Passage to read =
=====

Andreas Jung over 10 years

What is the actually full SQL statement here? String quoting problem?
Moon Taejin over 10 years

i don't know just ProgrammingError: (1064, 'You have an error in your SQL syntax; check the manual that corresponds to your MySQL server version for the right syntax to use near \'\xeb\x8f\x8b\xec\x9b\x80\', dotum, sans-serif; }\r\n\t//-->\r\n\t</style>\n<p style="TEXT-ALIGN: center\' at line 1') and other errors are much the same except html tag part oh the error message.

=====

Goal 1 =
Answer these about the SQL error thread:
(a) What two things does Andreas Jung ask?
(b) What error number appears in the ProgrammingError?
(c) According to Moon Taejin, how do the other errors differ from this one?
Goal 2 = Could you continue the SQL error thread from its last line?
The data on this page plays no part in the work.

Data block =
=====

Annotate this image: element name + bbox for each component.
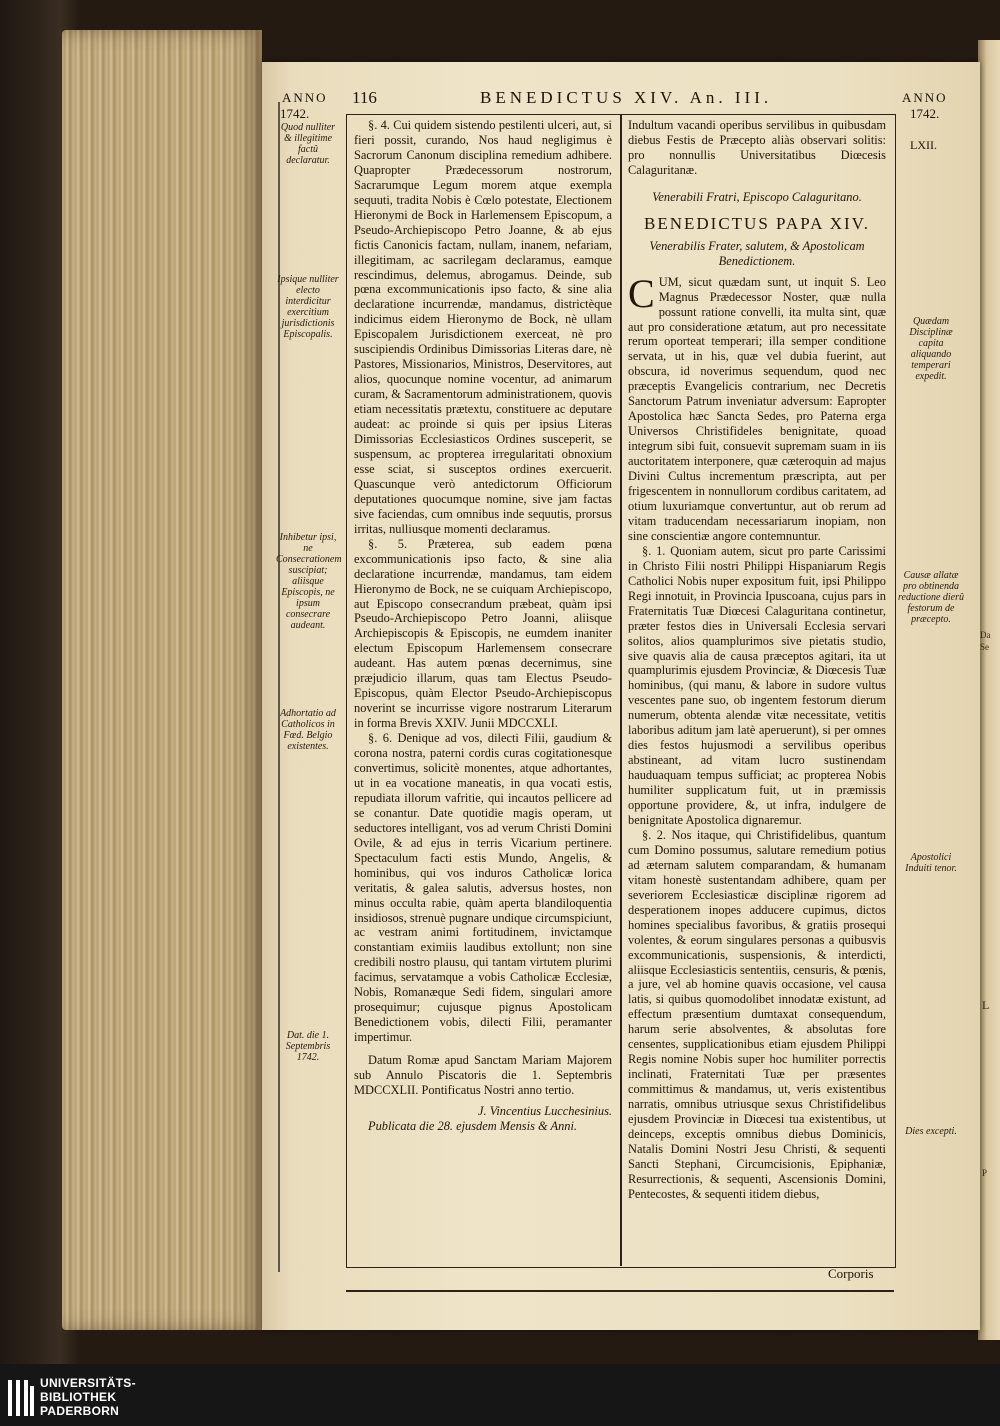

=====

Written reply 1 =
(a) He asks what the full SQL statement actually is and whether it is a string quoting problem.
(b) 1064.
(c) They are much the same except for the HTML tag part of the error message.

Written reply 2 =
Andreas Jung over 10 years

You don't know? It is your code, not ours, provide the requested information please. Adding a simple debug print statement is straight-forward. If you can not provide this little piece of information, please avoid programming
Mad Dog Tannen over 10 years

I think the last \ of the string causes problems. Or you have a single quota somewhere ' that breaks the syntax

Moon Taejin over 10 years

Wow!!!! thank you! It works now! This error takes much time from me. But mccakici, Could you please explain to me what was wrong and what I didn't know? If you do that, that will be a great pleasure. thanks.
mccakici over 10 years

your problem is single quota. for example; "UPDATE urls SET state=%d,content='bla' vs vs' .......... if use escape_string "UPDATE urls SET state=%d,content='bla\' vs vs' ..........